GIVEN PROBLEM :: Repeat each line word for word.

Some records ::
============

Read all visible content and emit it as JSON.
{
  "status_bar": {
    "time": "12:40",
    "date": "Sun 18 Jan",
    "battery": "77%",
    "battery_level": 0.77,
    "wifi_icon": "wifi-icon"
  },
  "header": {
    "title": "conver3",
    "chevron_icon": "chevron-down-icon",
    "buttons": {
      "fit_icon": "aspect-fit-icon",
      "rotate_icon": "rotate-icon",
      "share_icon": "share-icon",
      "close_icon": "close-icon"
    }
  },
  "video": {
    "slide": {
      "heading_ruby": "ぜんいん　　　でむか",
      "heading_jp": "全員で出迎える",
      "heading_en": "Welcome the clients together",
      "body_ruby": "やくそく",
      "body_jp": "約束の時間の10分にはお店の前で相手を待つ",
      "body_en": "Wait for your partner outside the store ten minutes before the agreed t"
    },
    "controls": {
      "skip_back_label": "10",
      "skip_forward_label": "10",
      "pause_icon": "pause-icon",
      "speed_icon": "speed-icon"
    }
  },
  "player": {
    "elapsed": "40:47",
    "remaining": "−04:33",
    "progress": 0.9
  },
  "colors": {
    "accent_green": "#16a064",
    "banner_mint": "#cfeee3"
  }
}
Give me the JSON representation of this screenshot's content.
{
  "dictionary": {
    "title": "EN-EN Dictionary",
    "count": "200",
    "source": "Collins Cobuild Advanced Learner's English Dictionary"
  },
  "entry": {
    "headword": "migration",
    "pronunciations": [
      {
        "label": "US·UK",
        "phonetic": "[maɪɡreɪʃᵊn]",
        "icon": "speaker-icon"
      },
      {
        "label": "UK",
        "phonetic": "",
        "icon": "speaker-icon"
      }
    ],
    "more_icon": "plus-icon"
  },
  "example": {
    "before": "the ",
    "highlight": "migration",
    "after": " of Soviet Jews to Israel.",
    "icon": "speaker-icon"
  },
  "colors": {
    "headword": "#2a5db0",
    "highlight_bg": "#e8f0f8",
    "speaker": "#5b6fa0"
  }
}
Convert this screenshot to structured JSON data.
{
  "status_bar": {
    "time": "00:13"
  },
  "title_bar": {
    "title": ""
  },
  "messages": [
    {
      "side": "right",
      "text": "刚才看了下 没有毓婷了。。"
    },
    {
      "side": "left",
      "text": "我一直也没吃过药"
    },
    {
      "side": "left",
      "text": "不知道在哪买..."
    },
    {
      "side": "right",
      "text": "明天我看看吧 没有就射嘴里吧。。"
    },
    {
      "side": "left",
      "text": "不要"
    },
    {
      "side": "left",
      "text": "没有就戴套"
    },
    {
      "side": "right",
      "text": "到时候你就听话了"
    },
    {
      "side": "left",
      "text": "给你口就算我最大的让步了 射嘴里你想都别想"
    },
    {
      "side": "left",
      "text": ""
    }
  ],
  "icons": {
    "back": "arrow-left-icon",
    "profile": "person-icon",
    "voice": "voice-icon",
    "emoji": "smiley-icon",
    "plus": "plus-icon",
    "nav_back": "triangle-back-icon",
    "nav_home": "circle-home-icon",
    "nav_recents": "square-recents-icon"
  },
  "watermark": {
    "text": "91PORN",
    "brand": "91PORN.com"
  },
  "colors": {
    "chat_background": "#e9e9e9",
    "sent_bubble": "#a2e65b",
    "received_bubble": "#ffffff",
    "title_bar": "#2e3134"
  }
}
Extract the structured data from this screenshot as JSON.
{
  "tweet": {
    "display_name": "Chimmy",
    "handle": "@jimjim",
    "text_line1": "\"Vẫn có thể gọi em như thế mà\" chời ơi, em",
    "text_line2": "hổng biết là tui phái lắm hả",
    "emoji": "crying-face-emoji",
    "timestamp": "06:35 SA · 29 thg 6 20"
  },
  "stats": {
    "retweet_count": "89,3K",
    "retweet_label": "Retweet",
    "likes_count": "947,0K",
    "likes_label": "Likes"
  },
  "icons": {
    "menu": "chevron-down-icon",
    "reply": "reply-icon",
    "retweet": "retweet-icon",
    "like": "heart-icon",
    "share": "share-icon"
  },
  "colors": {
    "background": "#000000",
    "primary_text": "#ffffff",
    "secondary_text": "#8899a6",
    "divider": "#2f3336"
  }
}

============

SOLUTION FOR THIS EXERCISE ::
Read all visible content and emit it as JSON.
{
  "status_bar": {
    "time": "12:40",
    "date": "Sun 18 Jan",
    "battery": "77%",
    "battery_level": 0.77,
    "wifi_icon": "wifi-icon"
  },
  "header": {
    "title": "conver3",
    "chevron_icon": "chevron-down-icon",
    "buttons": {
      "fit_icon": "aspect-fit-icon",
      "rotate_icon": "rotate-icon",
      "share_icon": "share-icon",
      "close_icon": "close-icon"
    }
  },
  "video": {
    "slide": {
      "heading_ruby": "ぜんいん　　　でむか",
      "heading_jp": "全員で出迎える",
      "heading_en": "Welcome the clients together",
      "body_ruby": "やくそく",
      "body_jp": "約束の時間の10分にはお店の前で相手を待つ",
      "body_en": "Wait for your partner outside the store ten minutes before the agreed t"
    },
    "controls": {
      "skip_back_label": "10",
      "skip_forward_label": "10",
      "pause_icon": "pause-icon",
      "speed_icon": "speed-icon"
    }
  },
  "player": {
    "elapsed": "40:47",
    "remaining": "−04:33",
    "progress": 0.9
  },
  "colors": {
    "accent_green": "#16a064",
    "banner_mint": "#cfeee3"
  }
}
Give me the JSON representation of this screenshot's content.
{
  "dictionary": {
    "title": "EN-EN Dictionary",
    "count": "200",
    "source": "Collins Cobuild Advanced Learner's English Dictionary"
  },
  "entry": {
    "headword": "migration",
    "pronunciations": [
      {
        "label": "US·UK",
        "phonetic": "[maɪɡreɪʃᵊn]",
        "icon": "speaker-icon"
      },
      {
        "label": "UK",
        "phonetic": "",
        "icon": "speaker-icon"
      }
    ],
    "more_icon": "plus-icon"
  },
  "example": {
    "before": "the ",
    "highlight": "migration",
    "after": " of Soviet Jews to Israel.",
    "icon": "speaker-icon"
  },
  "colors": {
    "headword": "#2a5db0",
    "highlight_bg": "#e8f0f8",
    "speaker": "#5b6fa0"
  }
}
Convert this screenshot to structured JSON data.
{
  "status_bar": {
    "time": "00:13"
  },
  "title_bar": {
    "title": ""
  },
  "messages": [
    {
      "side": "right",
      "text": "刚才看了下 没有毓婷了。。"
    },
    {
      "side": "left",
      "text": "我一直也没吃过药"
    },
    {
      "side": "left",
      "text": "不知道在哪买..."
    },
    {
      "side": "right",
      "text": "明天我看看吧 没有就射嘴里吧。。"
    },
    {
      "side": "left",
      "text": "不要"
    },
    {
      "side": "left",
      "text": "没有就戴套"
    },
    {
      "side": "right",
      "text": "到时候你就听话了"
    },
    {
      "side": "left",
      "text": "给你口就算我最大的让步了 射嘴里你想都别想"
    },
    {
      "side": "left",
      "text": ""
    }
  ],
  "icons": {
    "back": "arrow-left-icon",
    "profile": "person-icon",
    "voice": "voice-icon",
    "emoji": "smiley-icon",
    "plus": "plus-icon",
    "nav_back": "triangle-back-icon",
    "nav_home": "circle-home-icon",
    "nav_recents": "square-recents-icon"
  },
  "watermark": {
    "text": "91PORN",
    "brand": "91PORN.com"
  },
  "colors": {
    "chat_background": "#e9e9e9",
    "sent_bubble": "#a2e65b",
    "received_bubble": "#ffffff",
    "title_bar": "#2e3134"
  }
}
Extract the structured data from this screenshot as JSON.
{
  "tweet": {
    "display_name": "Chimmy",
    "handle": "@jimjim",
    "text_line1": "\"Vẫn có thể gọi em như thế mà\" chời ơi, em",
    "text_line2": "hổng biết là tui phái lắm hả",
    "emoji": "crying-face-emoji",
    "timestamp": "06:35 SA · 29 thg 6 20"
  },
  "stats": {
    "retweet_count": "89,3K",
    "retweet_label": "Retweet",
    "likes_count": "947,0K",
    "likes_label": "Likes"
  },
  "icons": {
    "menu": "chevron-down-icon",
    "reply": "reply-icon",
    "retweet": "retweet-icon",
    "like": "heart-icon",
    "share": "share-icon"
  },
  "colors": {
    "background": "#000000",
    "primary_text": "#ffffff",
    "secondary_text": "#8899a6",
    "divider": "#2f3336"
  }
}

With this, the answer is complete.